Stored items
===

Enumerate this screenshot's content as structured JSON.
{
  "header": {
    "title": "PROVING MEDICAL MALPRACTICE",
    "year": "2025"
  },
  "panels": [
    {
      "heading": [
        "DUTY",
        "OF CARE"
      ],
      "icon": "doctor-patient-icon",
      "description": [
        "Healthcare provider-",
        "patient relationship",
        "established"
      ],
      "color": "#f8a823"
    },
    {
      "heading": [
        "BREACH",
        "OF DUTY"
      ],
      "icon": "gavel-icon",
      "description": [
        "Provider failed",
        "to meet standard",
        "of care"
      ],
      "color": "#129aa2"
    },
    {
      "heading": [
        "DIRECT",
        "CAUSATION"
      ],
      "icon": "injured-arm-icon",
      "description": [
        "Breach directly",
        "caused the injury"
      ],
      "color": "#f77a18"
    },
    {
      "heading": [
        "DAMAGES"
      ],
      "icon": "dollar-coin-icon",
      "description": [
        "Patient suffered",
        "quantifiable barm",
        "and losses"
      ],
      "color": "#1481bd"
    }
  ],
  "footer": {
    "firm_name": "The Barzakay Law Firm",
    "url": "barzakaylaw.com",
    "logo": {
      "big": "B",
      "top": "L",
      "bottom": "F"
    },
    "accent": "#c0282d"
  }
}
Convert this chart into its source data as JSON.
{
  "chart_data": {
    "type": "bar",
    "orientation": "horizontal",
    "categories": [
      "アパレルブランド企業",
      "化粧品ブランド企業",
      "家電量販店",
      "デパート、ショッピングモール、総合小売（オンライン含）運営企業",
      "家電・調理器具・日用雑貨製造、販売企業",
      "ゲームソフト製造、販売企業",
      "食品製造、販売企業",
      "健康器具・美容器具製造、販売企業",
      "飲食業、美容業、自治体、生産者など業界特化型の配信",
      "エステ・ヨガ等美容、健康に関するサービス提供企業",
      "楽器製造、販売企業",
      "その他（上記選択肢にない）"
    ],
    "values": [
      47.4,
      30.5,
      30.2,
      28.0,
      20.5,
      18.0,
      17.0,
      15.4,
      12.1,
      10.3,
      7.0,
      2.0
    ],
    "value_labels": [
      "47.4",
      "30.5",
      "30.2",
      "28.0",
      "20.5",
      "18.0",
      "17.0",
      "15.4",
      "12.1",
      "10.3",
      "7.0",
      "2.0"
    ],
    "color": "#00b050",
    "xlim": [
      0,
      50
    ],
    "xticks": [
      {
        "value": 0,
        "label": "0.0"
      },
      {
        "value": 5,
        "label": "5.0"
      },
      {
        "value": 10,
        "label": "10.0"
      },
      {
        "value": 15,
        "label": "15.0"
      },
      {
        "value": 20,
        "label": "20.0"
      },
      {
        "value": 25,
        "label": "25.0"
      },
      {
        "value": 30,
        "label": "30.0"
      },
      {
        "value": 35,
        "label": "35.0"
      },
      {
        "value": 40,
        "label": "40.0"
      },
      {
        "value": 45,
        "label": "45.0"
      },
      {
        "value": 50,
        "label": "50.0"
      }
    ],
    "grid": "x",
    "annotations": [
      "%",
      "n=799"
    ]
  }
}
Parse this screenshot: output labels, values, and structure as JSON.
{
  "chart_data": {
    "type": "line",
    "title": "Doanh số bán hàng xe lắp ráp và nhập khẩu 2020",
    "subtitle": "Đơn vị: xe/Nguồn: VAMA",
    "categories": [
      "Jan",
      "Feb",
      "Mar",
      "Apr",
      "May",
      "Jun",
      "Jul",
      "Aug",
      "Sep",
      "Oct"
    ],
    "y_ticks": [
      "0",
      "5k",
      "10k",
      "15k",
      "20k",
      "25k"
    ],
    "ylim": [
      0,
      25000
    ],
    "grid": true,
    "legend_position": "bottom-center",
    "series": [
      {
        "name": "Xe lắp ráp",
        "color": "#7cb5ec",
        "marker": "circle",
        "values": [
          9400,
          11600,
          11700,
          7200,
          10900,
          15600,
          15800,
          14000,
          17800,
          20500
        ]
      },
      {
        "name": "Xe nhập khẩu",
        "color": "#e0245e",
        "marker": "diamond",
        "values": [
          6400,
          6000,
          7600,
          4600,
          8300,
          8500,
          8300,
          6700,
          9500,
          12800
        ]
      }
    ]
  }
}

===

SHORT EXERCISE:
The answer consists only of the lines from the one containing "Parse this screenshot: output" to the end of the records, each written out exactly.

EXERCISE RESPONSE:
Parse this screenshot: output labels, values, and structure as JSON.
{
  "chart_data": {
    "type": "line",
    "title": "Doanh số bán hàng xe lắp ráp và nhập khẩu 2020",
    "subtitle": "Đơn vị: xe/Nguồn: VAMA",
    "categories": [
      "Jan",
      "Feb",
      "Mar",
      "Apr",
      "May",
      "Jun",
      "Jul",
      "Aug",
      "Sep",
      "Oct"
    ],
    "y_ticks": [
      "0",
      "5k",
      "10k",
      "15k",
      "20k",
      "25k"
    ],
    "ylim": [
      0,
      25000
    ],
    "grid": true,
    "legend_position": "bottom-center",
    "series": [
      {
        "name": "Xe lắp ráp",
        "color": "#7cb5ec",
        "marker": "circle",
        "values": [
          9400,
          11600,
          11700,
          7200,
          10900,
          15600,
          15800,
          14000,
          17800,
          20500
        ]
      },
      {
        "name": "Xe nhập khẩu",
        "color": "#e0245e",
        "marker": "diamond",
        "values": [
          6400,
          6000,
          7600,
          4600,
          8300,
          8500,
          8300,
          6700,
          9500,
          12800
        ]
      }
    ]
  }
}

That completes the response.